(Data excerpts)
______

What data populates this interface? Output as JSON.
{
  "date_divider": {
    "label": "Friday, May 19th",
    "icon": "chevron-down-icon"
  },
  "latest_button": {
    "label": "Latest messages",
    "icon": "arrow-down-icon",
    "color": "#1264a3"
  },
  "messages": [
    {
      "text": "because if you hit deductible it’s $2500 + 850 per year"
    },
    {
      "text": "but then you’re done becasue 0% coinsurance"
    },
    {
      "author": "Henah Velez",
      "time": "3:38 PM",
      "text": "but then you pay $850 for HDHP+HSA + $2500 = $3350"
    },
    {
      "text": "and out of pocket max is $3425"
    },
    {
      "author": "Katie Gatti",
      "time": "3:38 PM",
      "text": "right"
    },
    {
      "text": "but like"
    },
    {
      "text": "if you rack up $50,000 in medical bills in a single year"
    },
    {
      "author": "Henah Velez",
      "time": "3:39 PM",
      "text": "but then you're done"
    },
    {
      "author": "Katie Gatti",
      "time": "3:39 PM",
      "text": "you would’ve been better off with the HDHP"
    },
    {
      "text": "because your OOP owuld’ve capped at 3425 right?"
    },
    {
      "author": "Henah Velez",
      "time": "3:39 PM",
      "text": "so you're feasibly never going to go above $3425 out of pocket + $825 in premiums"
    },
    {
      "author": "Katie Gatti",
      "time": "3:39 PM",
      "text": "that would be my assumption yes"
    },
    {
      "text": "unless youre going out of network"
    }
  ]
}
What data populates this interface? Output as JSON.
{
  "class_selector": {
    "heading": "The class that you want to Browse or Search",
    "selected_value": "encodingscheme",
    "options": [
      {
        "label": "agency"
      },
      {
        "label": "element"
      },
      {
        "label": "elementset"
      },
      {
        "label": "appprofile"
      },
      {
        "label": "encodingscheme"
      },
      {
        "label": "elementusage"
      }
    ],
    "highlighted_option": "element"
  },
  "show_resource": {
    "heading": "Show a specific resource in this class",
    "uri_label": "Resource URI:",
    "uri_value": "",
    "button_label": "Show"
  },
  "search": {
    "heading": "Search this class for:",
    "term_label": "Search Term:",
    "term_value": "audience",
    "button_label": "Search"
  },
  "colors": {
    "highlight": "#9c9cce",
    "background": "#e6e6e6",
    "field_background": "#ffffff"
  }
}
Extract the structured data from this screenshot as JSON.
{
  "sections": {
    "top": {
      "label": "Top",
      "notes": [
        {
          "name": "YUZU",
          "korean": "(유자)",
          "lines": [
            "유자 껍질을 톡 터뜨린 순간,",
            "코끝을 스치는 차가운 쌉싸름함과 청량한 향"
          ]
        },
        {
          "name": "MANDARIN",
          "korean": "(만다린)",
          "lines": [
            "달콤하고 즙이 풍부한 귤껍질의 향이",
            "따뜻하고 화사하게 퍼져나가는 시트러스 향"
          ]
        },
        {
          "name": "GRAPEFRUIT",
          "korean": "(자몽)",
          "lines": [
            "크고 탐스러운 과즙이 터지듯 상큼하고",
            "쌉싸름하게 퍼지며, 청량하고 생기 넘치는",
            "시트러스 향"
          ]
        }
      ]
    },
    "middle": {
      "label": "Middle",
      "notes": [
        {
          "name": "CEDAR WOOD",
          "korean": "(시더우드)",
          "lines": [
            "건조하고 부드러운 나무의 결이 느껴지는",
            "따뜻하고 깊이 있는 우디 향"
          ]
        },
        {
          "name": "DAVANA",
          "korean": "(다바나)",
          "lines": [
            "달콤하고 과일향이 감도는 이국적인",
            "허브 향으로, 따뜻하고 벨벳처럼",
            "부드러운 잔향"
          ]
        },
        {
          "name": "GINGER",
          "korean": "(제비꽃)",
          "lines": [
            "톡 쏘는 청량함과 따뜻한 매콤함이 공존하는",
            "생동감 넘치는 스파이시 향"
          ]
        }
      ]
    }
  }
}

______

* **Direction**
For each line in the data above that contains the string "would", extract the line.

* **Answer for the task**
      "text": "you would’ve been better off with the HDHP"
      "text": "that would be my assumption yes"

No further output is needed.